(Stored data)
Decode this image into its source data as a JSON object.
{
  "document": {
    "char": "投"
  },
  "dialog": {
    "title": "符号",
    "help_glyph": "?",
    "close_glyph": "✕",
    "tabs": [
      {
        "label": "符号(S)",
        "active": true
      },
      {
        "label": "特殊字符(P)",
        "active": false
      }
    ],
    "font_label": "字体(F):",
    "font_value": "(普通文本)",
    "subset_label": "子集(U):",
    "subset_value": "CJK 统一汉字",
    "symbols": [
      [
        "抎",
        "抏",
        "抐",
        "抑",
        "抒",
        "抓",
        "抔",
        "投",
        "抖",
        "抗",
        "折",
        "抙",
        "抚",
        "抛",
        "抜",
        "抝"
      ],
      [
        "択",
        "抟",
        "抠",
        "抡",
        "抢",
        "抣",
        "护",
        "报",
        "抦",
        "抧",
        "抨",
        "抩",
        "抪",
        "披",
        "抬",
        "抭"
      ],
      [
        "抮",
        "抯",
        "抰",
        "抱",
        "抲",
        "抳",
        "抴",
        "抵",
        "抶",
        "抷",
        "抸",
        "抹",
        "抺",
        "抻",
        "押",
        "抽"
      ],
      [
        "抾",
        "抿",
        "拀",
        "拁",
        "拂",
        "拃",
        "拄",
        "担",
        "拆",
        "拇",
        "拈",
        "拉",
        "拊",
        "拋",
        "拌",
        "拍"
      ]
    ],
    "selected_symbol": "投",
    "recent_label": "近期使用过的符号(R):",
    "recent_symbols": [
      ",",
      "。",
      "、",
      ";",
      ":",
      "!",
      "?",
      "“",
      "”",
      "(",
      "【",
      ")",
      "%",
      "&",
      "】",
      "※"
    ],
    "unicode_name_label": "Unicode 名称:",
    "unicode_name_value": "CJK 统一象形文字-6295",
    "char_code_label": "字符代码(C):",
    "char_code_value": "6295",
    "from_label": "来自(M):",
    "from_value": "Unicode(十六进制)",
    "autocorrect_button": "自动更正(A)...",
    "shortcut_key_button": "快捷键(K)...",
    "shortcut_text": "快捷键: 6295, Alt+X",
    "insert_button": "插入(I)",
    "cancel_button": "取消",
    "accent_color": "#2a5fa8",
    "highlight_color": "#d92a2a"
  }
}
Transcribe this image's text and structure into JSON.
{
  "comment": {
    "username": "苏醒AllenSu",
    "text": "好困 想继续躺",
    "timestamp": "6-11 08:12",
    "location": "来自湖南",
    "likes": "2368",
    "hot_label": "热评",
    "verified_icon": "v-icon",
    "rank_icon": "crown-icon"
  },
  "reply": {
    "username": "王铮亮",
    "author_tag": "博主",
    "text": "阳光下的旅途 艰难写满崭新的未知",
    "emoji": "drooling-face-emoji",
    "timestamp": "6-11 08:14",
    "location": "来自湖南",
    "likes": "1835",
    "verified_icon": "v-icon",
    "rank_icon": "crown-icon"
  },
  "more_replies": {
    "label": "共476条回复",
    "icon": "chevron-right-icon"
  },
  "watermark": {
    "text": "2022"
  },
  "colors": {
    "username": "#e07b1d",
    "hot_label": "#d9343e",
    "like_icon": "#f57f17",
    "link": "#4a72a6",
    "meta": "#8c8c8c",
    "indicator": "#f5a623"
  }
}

Task goal –
Set all of the entries down again, exactly as they were given.

Task answer –
Decode this image into its source data as a JSON object.
{
  "document": {
    "char": "投"
  },
  "dialog": {
    "title": "符号",
    "help_glyph": "?",
    "close_glyph": "✕",
    "tabs": [
      {
        "label": "符号(S)",
        "active": true
      },
      {
        "label": "特殊字符(P)",
        "active": false
      }
    ],
    "font_label": "字体(F):",
    "font_value": "(普通文本)",
    "subset_label": "子集(U):",
    "subset_value": "CJK 统一汉字",
    "symbols": [
      [
        "抎",
        "抏",
        "抐",
        "抑",
        "抒",
        "抓",
        "抔",
        "投",
        "抖",
        "抗",
        "折",
        "抙",
        "抚",
        "抛",
        "抜",
        "抝"
      ],
      [
        "択",
        "抟",
        "抠",
        "抡",
        "抢",
        "抣",
        "护",
        "报",
        "抦",
        "抧",
        "抨",
        "抩",
        "抪",
        "披",
        "抬",
        "抭"
      ],
      [
        "抮",
        "抯",
        "抰",
        "抱",
        "抲",
        "抳",
        "抴",
        "抵",
        "抶",
        "抷",
        "抸",
        "抹",
        "抺",
        "抻",
        "押",
        "抽"
      ],
      [
        "抾",
        "抿",
        "拀",
        "拁",
        "拂",
        "拃",
        "拄",
        "担",
        "拆",
        "拇",
        "拈",
        "拉",
        "拊",
        "拋",
        "拌",
        "拍"
      ]
    ],
    "selected_symbol": "投",
    "recent_label": "近期使用过的符号(R):",
    "recent_symbols": [
      ",",
      "。",
      "、",
      ";",
      ":",
      "!",
      "?",
      "“",
      "”",
      "(",
      "【",
      ")",
      "%",
      "&",
      "】",
      "※"
    ],
    "unicode_name_label": "Unicode 名称:",
    "unicode_name_value": "CJK 统一象形文字-6295",
    "char_code_label": "字符代码(C):",
    "char_code_value": "6295",
    "from_label": "来自(M):",
    "from_value": "Unicode(十六进制)",
    "autocorrect_button": "自动更正(A)...",
    "shortcut_key_button": "快捷键(K)...",
    "shortcut_text": "快捷键: 6295, Alt+X",
    "insert_button": "插入(I)",
    "cancel_button": "取消",
    "accent_color": "#2a5fa8",
    "highlight_color": "#d92a2a"
  }
}
Transcribe this image's text and structure into JSON.
{
  "comment": {
    "username": "苏醒AllenSu",
    "text": "好困 想继续躺",
    "timestamp": "6-11 08:12",
    "location": "来自湖南",
    "likes": "2368",
    "hot_label": "热评",
    "verified_icon": "v-icon",
    "rank_icon": "crown-icon"
  },
  "reply": {
    "username": "王铮亮",
    "author_tag": "博主",
    "text": "阳光下的旅途 艰难写满崭新的未知",
    "emoji": "drooling-face-emoji",
    "timestamp": "6-11 08:14",
    "location": "来自湖南",
    "likes": "1835",
    "verified_icon": "v-icon",
    "rank_icon": "crown-icon"
  },
  "more_replies": {
    "label": "共476条回复",
    "icon": "chevron-right-icon"
  },
  "watermark": {
    "text": "2022"
  },
  "colors": {
    "username": "#e07b1d",
    "hot_label": "#d9343e",
    "like_icon": "#f57f17",
    "link": "#4a72a6",
    "meta": "#8c8c8c",
    "indicator": "#f5a623"
  }
}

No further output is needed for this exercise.